**PROBLEM DETAILS:** Quote the listing below in full and exactly as written, but omit every picture.

Dataset records on visual material:
* * * * * * *

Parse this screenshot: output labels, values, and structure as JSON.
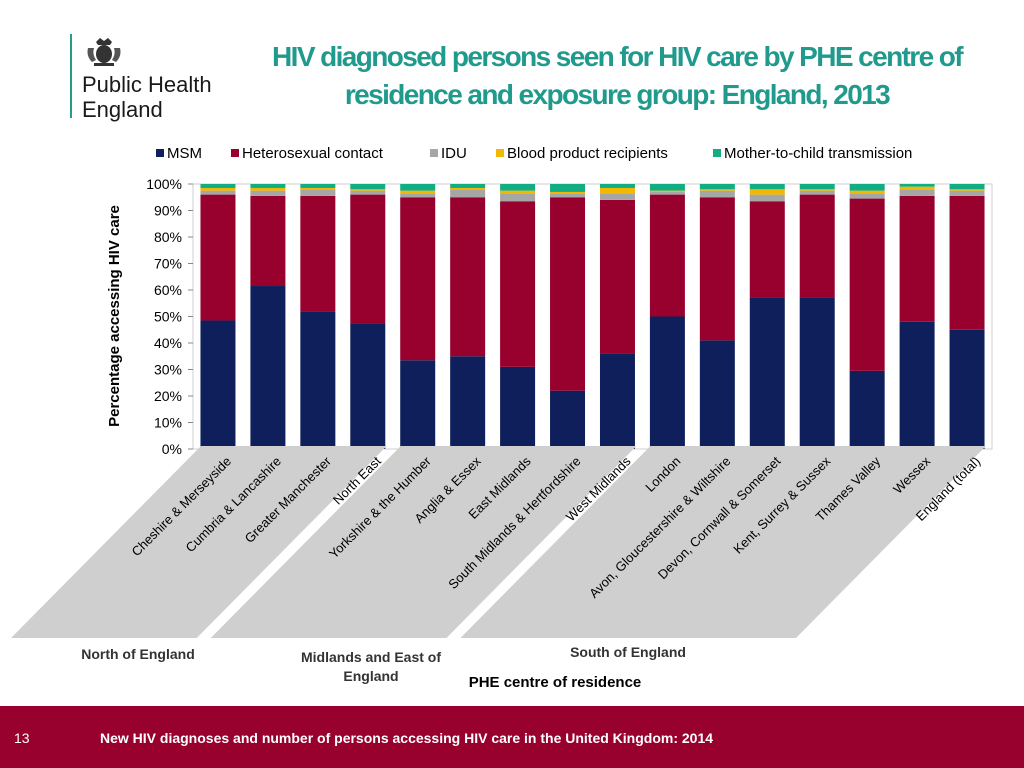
{
  "logo": {
    "line1": "Public Health",
    "line2": "England",
    "crest_icon": "royal-crest-icon"
  },
  "title": "HIV diagnosed persons seen for HIV care by PHE centre of residence and exposure group: England, 2013",
  "footer": {
    "page_number": "13",
    "text": "New HIV diagnoses and number of persons accessing HIV care in the United Kingdom: 2014",
    "background": "#98002e"
  },
  "chart_data": {
    "type": "bar",
    "stacked": true,
    "ylabel": "Percentage accessing HIV care",
    "xlabel": "PHE centre of residence",
    "ylim": [
      0,
      100
    ],
    "yticks": [
      "0%",
      "10%",
      "20%",
      "30%",
      "40%",
      "50%",
      "60%",
      "70%",
      "80%",
      "90%",
      "100%"
    ],
    "legend_position": "top",
    "categories": [
      "Cheshire & Merseyside",
      "Cumbria & Lancashire",
      "Greater Manchester",
      "North East",
      "Yorkshire & the Humber",
      "Anglia & Essex",
      "East Midlands",
      "South Midlands & Hertfordshire",
      "West Midlands",
      "London",
      "Avon, Gloucestershire & Wiltshire",
      "Devon, Cornwall & Somerset",
      "Kent, Surrey & Sussex",
      "Thames Valley",
      "Wessex",
      "England (total)"
    ],
    "series": [
      {
        "name": "MSM",
        "color": "#0e1f5b",
        "values": [
          48.5,
          61.5,
          52,
          47.5,
          33.5,
          35,
          31,
          22,
          36,
          50,
          41,
          57,
          57,
          29.5,
          48,
          45
        ]
      },
      {
        "name": "Heterosexual contact",
        "color": "#98002e",
        "values": [
          47.5,
          34,
          43.5,
          48.5,
          61.5,
          60,
          62.5,
          73,
          58,
          46,
          54,
          36.5,
          39,
          65,
          47.5,
          50.5
        ]
      },
      {
        "name": "IDU",
        "color": "#a6a6a6",
        "values": [
          1.5,
          2,
          2.5,
          1.5,
          1.5,
          3,
          3,
          1.5,
          2.5,
          1,
          2.5,
          2.5,
          1.5,
          2,
          2.5,
          2
        ]
      },
      {
        "name": "Blood product recipients",
        "color": "#f2b800",
        "values": [
          1,
          1,
          0.5,
          0.5,
          1,
          0.5,
          1,
          0.5,
          2,
          0.5,
          0.5,
          2,
          0.5,
          1,
          1,
          0.5
        ]
      },
      {
        "name": "Mother-to-child transmission",
        "color": "#13ad84",
        "values": [
          1.5,
          1.5,
          1.5,
          2,
          2.5,
          1.5,
          2.5,
          3,
          1.5,
          2.5,
          2,
          2,
          2,
          2.5,
          1,
          2
        ]
      }
    ],
    "groups": [
      {
        "name": "North of England",
        "start": 0,
        "end": 3
      },
      {
        "name": "Midlands and East of England",
        "start": 4,
        "end": 8
      },
      {
        "name": "South of England",
        "start": 9,
        "end": 15
      }
    ]
  }
}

* * * * * * *

**WRITTEN RESPONSE:**
Parse this screenshot: output labels, values, and structure as JSON.
{
  "logo": {
    "line1": "Public Health",
    "line2": "England",
    "crest_icon": "royal-crest-icon"
  },
  "title": "HIV diagnosed persons seen for HIV care by PHE centre of residence and exposure group: England, 2013",
  "footer": {
    "page_number": "13",
    "text": "New HIV diagnoses and number of persons accessing HIV care in the United Kingdom: 2014",
    "background": "#98002e"
  },
  "chart_data": {
    "type": "bar",
    "stacked": true,
    "ylabel": "Percentage accessing HIV care",
    "xlabel": "PHE centre of residence",
    "ylim": [
      0,
      100
    ],
    "yticks": [
      "0%",
      "10%",
      "20%",
      "30%",
      "40%",
      "50%",
      "60%",
      "70%",
      "80%",
      "90%",
      "100%"
    ],
    "legend_position": "top",
    "categories": [
      "Cheshire & Merseyside",
      "Cumbria & Lancashire",
      "Greater Manchester",
      "North East",
      "Yorkshire & the Humber",
      "Anglia & Essex",
      "East Midlands",
      "South Midlands & Hertfordshire",
      "West Midlands",
      "London",
      "Avon, Gloucestershire & Wiltshire",
      "Devon, Cornwall & Somerset",
      "Kent, Surrey & Sussex",
      "Thames Valley",
      "Wessex",
      "England (total)"
    ],
    "series": [
      {
        "name": "MSM",
        "color": "#0e1f5b",
        "values": [
          48.5,
          61.5,
          52,
          47.5,
          33.5,
          35,
          31,
          22,
          36,
          50,
          41,
          57,
          57,
          29.5,
          48,
          45
        ]
      },
      {
        "name": "Heterosexual contact",
        "color": "#98002e",
        "values": [
          47.5,
          34,
          43.5,
          48.5,
          61.5,
          60,
          62.5,
          73,
          58,
          46,
          54,
          36.5,
          39,
          65,
          47.5,
          50.5
        ]
      },
      {
        "name": "IDU",
        "color": "#a6a6a6",
        "values": [
          1.5,
          2,
          2.5,
          1.5,
          1.5,
          3,
          3,
          1.5,
          2.5,
          1,
          2.5,
          2.5,
          1.5,
          2,
          2.5,
          2
        ]
      },
      {
        "name": "Blood product recipients",
        "color": "#f2b800",
        "values": [
          1,
          1,
          0.5,
          0.5,
          1,
          0.5,
          1,
          0.5,
          2,
          0.5,
          0.5,
          2,
          0.5,
          1,
          1,
          0.5
        ]
      },
      {
        "name": "Mother-to-child transmission",
        "color": "#13ad84",
        "values": [
          1.5,
          1.5,
          1.5,
          2,
          2.5,
          1.5,
          2.5,
          3,
          1.5,
          2.5,
          2,
          2,
          2,
          2.5,
          1,
          2
        ]
      }
    ],
    "groups": [
      {
        "name": "North of England",
        "start": 0,
        "end": 3
      },
      {
        "name": "Midlands and East of England",
        "start": 4,
        "end": 8
      },
      {
        "name": "South of England",
        "start": 9,
        "end": 15
      }
    ]
  }
}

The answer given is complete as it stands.